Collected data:

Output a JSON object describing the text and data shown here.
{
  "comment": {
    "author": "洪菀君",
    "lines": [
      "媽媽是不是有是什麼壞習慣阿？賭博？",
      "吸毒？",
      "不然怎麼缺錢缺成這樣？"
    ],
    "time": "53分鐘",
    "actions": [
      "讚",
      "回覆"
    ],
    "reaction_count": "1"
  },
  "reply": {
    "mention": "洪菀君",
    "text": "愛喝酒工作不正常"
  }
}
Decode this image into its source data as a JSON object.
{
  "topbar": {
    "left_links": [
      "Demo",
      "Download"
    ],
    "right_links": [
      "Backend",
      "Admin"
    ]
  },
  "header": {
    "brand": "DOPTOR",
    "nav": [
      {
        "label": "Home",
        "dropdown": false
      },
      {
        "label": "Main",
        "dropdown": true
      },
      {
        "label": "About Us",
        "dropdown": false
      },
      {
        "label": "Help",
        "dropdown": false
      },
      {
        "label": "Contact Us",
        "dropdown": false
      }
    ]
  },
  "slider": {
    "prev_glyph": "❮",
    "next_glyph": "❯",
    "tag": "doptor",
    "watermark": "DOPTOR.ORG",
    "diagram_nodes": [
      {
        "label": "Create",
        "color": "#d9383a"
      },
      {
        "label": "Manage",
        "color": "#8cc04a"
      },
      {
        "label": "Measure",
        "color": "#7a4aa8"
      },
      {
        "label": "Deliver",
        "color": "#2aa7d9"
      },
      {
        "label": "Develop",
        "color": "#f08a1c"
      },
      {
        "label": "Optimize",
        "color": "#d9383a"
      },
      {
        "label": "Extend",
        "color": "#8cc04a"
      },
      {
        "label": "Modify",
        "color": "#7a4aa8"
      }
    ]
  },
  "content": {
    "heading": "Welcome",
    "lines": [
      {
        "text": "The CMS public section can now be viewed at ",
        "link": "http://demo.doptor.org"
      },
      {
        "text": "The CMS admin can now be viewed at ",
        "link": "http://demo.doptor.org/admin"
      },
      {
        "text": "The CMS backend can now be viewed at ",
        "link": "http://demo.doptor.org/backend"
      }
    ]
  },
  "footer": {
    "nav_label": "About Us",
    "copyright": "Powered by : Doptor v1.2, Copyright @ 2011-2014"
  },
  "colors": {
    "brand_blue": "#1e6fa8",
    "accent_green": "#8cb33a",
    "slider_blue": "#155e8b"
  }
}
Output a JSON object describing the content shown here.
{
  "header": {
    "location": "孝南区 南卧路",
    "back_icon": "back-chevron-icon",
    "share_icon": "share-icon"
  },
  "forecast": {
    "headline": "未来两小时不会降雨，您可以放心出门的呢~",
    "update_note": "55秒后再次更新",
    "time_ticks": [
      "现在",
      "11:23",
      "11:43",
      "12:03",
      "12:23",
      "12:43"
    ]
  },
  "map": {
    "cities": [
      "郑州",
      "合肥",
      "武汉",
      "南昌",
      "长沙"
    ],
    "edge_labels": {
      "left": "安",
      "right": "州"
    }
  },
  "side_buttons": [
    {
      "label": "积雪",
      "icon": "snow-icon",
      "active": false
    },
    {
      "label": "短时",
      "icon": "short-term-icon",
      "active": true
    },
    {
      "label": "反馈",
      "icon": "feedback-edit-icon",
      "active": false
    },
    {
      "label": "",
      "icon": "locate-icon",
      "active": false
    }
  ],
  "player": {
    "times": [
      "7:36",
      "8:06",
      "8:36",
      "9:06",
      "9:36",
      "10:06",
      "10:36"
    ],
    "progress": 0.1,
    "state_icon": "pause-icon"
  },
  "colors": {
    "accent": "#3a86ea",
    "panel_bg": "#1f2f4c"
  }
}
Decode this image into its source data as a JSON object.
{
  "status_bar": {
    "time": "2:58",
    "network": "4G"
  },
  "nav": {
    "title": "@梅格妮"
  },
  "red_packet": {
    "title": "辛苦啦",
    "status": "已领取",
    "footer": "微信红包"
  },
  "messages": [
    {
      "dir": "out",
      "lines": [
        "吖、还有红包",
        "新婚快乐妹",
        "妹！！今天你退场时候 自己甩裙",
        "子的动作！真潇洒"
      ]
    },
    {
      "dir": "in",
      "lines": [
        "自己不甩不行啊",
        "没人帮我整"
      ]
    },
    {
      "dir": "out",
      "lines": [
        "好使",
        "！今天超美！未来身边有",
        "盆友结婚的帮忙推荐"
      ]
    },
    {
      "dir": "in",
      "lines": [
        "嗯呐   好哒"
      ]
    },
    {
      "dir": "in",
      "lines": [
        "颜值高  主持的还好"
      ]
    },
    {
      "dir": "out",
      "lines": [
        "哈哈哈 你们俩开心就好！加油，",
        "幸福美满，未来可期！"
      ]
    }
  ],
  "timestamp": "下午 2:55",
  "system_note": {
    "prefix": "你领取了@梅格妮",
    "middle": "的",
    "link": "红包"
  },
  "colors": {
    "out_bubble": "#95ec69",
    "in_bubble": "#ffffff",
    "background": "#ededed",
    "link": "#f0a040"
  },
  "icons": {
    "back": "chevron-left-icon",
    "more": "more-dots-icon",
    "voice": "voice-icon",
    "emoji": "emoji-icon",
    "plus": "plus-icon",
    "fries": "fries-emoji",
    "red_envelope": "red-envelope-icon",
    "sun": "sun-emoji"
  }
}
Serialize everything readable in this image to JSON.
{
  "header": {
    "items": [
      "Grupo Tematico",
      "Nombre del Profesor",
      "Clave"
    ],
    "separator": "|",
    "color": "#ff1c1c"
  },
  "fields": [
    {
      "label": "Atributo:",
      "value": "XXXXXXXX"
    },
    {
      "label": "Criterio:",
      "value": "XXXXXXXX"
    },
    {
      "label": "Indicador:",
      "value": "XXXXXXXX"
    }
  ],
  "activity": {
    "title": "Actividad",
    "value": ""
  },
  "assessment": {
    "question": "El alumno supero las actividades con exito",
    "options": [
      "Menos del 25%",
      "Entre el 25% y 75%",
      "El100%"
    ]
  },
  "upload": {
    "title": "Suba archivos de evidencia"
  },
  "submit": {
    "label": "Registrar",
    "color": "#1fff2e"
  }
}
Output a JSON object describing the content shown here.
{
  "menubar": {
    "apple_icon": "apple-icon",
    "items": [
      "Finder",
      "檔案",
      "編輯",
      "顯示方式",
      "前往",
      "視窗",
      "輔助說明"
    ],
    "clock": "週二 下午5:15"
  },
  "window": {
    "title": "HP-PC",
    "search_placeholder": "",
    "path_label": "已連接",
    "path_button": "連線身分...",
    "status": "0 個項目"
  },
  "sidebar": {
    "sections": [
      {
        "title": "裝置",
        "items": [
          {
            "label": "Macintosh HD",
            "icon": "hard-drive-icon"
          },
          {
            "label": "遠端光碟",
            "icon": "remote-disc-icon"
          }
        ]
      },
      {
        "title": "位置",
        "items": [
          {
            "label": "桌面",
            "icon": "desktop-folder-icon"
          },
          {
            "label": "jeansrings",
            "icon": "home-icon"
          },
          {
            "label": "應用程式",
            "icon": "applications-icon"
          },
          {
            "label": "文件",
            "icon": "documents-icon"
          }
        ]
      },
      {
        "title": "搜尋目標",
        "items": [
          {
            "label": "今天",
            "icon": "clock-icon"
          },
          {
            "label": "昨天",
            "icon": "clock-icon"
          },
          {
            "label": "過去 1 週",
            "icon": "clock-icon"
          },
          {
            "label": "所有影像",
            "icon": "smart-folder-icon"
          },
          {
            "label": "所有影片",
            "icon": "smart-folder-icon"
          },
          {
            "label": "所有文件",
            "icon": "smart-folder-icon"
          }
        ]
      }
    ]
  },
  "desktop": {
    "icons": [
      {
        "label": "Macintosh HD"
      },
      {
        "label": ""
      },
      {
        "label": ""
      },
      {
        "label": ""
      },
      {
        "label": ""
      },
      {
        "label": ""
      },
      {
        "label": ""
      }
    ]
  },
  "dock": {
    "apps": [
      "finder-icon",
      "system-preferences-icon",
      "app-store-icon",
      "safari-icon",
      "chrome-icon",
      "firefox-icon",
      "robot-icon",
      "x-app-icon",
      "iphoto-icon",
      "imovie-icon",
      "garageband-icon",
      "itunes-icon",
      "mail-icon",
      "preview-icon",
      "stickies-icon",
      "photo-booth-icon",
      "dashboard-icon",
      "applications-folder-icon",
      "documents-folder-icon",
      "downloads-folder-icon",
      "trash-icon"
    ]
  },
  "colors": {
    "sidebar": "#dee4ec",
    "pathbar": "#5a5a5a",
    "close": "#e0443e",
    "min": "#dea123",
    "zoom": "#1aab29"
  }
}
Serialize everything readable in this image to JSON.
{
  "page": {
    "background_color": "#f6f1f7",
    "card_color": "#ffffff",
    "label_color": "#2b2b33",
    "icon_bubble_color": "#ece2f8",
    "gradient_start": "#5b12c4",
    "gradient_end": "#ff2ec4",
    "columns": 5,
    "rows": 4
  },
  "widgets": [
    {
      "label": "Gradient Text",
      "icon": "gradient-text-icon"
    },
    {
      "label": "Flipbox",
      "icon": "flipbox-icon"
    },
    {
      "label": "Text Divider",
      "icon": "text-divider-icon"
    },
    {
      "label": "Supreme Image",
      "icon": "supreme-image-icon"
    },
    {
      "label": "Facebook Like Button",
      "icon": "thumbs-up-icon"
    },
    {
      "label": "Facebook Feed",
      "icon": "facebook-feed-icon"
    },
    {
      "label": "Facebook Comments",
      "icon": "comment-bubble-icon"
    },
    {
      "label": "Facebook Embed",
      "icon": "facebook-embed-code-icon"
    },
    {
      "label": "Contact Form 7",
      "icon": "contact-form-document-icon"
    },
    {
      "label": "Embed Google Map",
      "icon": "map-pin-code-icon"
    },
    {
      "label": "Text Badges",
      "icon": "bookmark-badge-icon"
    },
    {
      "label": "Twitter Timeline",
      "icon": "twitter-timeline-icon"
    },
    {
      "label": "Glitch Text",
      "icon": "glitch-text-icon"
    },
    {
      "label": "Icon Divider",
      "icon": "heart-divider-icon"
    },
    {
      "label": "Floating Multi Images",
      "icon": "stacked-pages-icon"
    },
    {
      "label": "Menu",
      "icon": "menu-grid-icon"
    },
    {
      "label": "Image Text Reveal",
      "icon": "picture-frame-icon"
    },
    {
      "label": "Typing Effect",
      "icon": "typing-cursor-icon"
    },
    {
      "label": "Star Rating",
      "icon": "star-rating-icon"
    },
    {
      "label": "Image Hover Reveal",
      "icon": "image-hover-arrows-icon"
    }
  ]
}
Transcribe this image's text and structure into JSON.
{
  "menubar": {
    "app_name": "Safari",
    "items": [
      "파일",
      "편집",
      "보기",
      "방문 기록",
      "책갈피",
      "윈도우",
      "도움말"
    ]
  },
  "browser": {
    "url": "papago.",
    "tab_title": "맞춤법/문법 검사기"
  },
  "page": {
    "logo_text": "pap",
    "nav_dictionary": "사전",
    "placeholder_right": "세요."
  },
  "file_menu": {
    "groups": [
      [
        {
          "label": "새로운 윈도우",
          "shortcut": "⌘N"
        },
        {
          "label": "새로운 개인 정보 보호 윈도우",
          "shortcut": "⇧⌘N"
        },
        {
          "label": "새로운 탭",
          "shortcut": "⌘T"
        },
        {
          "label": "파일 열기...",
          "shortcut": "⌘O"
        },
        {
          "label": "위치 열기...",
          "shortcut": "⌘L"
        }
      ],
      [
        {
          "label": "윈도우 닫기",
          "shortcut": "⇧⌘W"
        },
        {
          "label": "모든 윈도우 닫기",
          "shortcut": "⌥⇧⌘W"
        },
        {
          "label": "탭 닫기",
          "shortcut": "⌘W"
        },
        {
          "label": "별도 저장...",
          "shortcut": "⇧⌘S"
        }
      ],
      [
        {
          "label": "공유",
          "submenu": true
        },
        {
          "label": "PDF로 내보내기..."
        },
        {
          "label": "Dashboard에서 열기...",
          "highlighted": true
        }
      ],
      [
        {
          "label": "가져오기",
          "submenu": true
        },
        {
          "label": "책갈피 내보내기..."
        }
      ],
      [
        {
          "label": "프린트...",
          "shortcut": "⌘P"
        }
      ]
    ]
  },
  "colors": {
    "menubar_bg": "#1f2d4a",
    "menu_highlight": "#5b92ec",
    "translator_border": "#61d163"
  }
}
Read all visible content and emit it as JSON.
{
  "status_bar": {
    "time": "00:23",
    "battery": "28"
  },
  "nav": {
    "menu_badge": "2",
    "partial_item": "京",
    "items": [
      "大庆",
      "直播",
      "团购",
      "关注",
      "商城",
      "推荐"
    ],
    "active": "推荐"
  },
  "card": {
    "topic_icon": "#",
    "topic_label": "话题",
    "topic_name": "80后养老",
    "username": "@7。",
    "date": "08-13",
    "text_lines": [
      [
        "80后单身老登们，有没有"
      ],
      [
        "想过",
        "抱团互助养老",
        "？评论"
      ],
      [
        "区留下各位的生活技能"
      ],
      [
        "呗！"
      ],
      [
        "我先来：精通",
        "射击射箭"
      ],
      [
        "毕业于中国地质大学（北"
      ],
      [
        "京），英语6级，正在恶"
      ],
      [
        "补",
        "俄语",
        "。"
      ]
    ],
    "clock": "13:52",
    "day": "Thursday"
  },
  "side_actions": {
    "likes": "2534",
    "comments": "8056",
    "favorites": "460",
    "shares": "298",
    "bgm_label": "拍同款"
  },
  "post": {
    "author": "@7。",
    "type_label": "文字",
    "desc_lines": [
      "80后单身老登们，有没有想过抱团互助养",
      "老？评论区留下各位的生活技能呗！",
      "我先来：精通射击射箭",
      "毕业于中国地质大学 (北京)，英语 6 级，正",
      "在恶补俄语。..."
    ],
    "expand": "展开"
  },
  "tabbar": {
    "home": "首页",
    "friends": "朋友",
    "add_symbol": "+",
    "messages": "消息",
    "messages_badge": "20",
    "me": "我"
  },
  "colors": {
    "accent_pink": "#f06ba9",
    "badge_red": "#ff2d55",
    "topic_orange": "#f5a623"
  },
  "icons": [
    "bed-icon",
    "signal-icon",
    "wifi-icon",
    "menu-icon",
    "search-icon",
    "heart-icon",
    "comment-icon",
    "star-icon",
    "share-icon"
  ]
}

Work to complete:
Go through the material line by line. Show each line that contains the string "shortcut".

Task response:
          "shortcut": "⌘N"
          "shortcut": "⇧⌘N"
          "shortcut": "⌘T"
          "shortcut": "⌘O"
          "shortcut": "⌘L"
          "shortcut": "⇧⌘W"
          "shortcut": "⌥⇧⌘W"
          "shortcut": "⌘W"
          "shortcut": "⇧⌘S"
          "shortcut": "⌘P"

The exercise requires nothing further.